> [Task goal]: Copy every line of the data in which the word "content" occurs.

> [Rows]:
#####
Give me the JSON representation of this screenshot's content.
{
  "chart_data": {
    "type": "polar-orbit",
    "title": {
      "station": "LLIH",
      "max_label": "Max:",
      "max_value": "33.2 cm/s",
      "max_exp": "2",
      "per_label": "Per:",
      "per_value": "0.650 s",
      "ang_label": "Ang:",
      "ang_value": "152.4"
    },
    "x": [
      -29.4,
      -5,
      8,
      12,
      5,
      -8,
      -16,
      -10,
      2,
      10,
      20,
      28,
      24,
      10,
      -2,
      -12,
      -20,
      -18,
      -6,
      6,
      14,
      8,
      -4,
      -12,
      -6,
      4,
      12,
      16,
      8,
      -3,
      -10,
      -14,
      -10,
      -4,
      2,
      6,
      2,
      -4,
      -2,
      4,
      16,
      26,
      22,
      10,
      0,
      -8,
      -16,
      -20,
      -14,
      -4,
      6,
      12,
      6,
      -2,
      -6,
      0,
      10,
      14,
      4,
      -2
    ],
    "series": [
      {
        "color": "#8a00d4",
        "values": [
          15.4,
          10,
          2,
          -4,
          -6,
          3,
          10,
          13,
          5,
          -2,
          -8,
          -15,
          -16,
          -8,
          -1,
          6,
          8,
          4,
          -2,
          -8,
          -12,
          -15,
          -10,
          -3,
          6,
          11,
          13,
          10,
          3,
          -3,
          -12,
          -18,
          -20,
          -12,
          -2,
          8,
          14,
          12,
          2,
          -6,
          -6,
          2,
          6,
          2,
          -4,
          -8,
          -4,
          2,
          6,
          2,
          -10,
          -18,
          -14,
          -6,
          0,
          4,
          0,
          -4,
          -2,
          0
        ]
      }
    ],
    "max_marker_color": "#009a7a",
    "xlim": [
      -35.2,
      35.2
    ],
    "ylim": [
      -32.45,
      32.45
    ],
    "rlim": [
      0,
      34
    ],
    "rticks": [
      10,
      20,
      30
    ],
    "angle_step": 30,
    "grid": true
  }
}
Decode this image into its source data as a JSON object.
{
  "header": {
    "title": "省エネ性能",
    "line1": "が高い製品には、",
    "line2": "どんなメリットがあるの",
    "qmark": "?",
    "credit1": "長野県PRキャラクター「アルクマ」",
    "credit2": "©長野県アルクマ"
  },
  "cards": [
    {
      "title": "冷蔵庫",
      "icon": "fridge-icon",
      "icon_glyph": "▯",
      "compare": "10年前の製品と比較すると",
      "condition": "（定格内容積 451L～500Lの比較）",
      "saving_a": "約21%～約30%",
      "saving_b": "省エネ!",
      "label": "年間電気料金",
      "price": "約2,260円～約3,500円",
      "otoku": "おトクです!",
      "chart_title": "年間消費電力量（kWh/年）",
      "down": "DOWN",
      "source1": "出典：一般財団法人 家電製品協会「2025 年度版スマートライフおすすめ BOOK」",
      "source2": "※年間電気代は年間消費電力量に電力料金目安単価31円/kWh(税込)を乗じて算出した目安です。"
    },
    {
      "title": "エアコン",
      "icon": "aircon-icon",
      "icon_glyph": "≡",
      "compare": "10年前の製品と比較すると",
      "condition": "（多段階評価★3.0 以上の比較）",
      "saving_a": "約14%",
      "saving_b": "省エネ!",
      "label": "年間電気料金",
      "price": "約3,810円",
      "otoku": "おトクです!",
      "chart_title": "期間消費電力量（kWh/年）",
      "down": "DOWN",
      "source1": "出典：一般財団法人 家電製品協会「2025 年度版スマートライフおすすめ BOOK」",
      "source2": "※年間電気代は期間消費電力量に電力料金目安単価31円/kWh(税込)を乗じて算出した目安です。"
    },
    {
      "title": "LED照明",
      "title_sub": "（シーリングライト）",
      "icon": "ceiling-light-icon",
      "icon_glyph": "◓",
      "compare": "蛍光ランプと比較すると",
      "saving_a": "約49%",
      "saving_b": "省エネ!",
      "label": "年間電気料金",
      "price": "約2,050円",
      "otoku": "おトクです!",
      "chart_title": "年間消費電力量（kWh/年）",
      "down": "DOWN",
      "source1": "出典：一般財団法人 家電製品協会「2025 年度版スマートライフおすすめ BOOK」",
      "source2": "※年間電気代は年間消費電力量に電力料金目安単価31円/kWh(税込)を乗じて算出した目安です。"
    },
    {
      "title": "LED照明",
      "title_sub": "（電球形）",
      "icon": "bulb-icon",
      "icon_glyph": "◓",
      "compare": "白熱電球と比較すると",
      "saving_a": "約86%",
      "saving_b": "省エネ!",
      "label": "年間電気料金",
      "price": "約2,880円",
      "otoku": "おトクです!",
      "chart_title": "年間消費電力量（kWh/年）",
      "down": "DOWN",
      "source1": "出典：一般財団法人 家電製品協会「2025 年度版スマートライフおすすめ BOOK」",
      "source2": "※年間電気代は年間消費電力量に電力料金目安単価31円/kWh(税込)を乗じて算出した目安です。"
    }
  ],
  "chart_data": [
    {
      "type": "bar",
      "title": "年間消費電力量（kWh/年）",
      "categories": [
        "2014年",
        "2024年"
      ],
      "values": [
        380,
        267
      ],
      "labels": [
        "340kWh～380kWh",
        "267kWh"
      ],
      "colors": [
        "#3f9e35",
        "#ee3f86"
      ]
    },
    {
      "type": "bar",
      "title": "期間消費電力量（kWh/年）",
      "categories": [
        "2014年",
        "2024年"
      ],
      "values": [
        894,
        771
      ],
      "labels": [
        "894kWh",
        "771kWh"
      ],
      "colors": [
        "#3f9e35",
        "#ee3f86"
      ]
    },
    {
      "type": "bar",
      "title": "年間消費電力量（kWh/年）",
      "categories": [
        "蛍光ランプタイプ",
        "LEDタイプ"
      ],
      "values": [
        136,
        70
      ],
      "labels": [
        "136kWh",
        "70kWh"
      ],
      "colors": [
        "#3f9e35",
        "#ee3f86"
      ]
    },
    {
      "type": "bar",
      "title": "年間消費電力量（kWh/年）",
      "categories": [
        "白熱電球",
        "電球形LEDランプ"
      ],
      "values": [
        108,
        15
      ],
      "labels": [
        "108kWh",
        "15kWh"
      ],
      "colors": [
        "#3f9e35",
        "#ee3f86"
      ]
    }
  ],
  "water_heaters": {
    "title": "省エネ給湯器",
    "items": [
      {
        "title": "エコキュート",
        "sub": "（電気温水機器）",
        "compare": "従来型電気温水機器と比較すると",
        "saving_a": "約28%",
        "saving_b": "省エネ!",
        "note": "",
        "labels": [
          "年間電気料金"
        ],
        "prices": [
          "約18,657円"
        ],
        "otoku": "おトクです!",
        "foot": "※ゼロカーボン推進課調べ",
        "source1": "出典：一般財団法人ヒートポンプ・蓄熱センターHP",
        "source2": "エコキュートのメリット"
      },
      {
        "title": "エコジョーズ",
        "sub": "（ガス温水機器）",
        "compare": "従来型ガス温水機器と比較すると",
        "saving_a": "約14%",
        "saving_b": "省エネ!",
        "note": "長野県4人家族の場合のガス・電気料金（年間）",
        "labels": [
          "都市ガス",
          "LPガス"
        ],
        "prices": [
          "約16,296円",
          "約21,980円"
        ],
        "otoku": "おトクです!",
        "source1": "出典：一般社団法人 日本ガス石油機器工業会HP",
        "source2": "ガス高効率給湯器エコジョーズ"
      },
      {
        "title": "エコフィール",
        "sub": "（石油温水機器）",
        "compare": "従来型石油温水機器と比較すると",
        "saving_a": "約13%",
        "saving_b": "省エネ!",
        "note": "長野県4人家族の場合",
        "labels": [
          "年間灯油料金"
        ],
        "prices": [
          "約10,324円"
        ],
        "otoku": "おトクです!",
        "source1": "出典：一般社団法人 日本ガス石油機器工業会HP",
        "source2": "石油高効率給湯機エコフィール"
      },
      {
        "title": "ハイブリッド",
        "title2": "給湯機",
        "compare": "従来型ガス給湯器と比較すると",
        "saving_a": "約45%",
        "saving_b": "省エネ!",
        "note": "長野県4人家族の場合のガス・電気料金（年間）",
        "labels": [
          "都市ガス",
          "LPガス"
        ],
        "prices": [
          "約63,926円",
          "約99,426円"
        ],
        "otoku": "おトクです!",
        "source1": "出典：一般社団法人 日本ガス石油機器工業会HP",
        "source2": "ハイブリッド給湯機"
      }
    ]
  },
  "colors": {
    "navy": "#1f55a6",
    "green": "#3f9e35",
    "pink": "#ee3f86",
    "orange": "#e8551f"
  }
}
#####
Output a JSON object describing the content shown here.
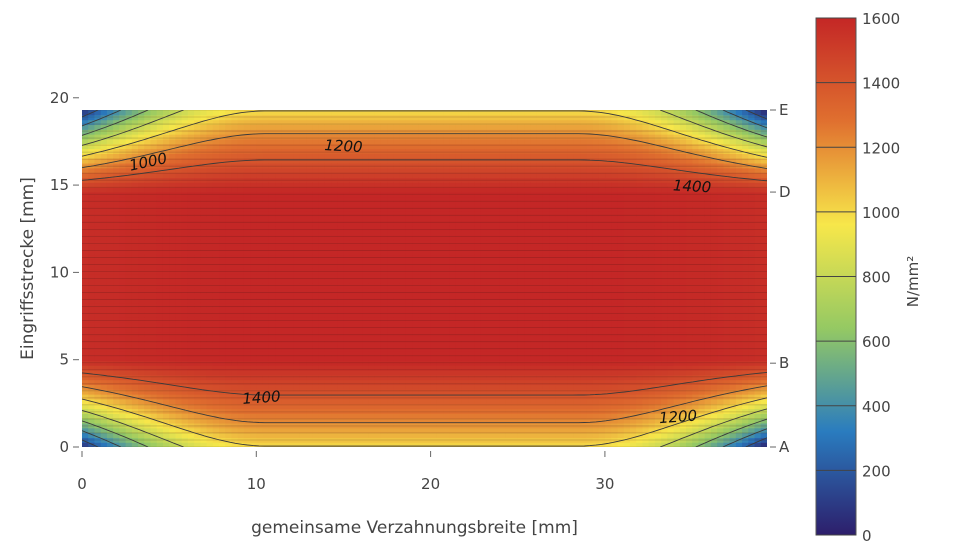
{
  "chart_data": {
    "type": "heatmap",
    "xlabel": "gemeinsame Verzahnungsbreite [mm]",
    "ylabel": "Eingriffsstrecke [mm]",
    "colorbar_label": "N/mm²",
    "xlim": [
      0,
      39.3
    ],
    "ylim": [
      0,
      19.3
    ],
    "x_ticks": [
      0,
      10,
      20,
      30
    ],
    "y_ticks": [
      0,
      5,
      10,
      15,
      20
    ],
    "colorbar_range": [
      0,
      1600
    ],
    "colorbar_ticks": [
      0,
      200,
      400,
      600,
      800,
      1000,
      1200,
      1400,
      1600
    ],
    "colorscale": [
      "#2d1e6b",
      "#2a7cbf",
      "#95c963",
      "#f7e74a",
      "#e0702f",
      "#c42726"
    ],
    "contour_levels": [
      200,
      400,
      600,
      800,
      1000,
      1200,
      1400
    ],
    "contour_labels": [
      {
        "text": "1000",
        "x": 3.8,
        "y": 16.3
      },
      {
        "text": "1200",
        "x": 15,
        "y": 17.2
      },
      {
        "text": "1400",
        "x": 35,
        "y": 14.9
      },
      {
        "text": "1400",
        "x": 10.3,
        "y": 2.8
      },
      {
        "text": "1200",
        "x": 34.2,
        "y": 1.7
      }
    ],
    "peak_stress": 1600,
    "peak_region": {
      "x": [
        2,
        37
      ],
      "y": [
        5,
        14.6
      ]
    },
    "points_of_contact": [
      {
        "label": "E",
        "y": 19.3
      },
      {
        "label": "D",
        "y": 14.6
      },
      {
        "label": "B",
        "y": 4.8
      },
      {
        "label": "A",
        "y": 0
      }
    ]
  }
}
#####
> [Result for this exercise]:
Give me the JSON representation of this screenshot's content.
Output a JSON object describing the content shown here.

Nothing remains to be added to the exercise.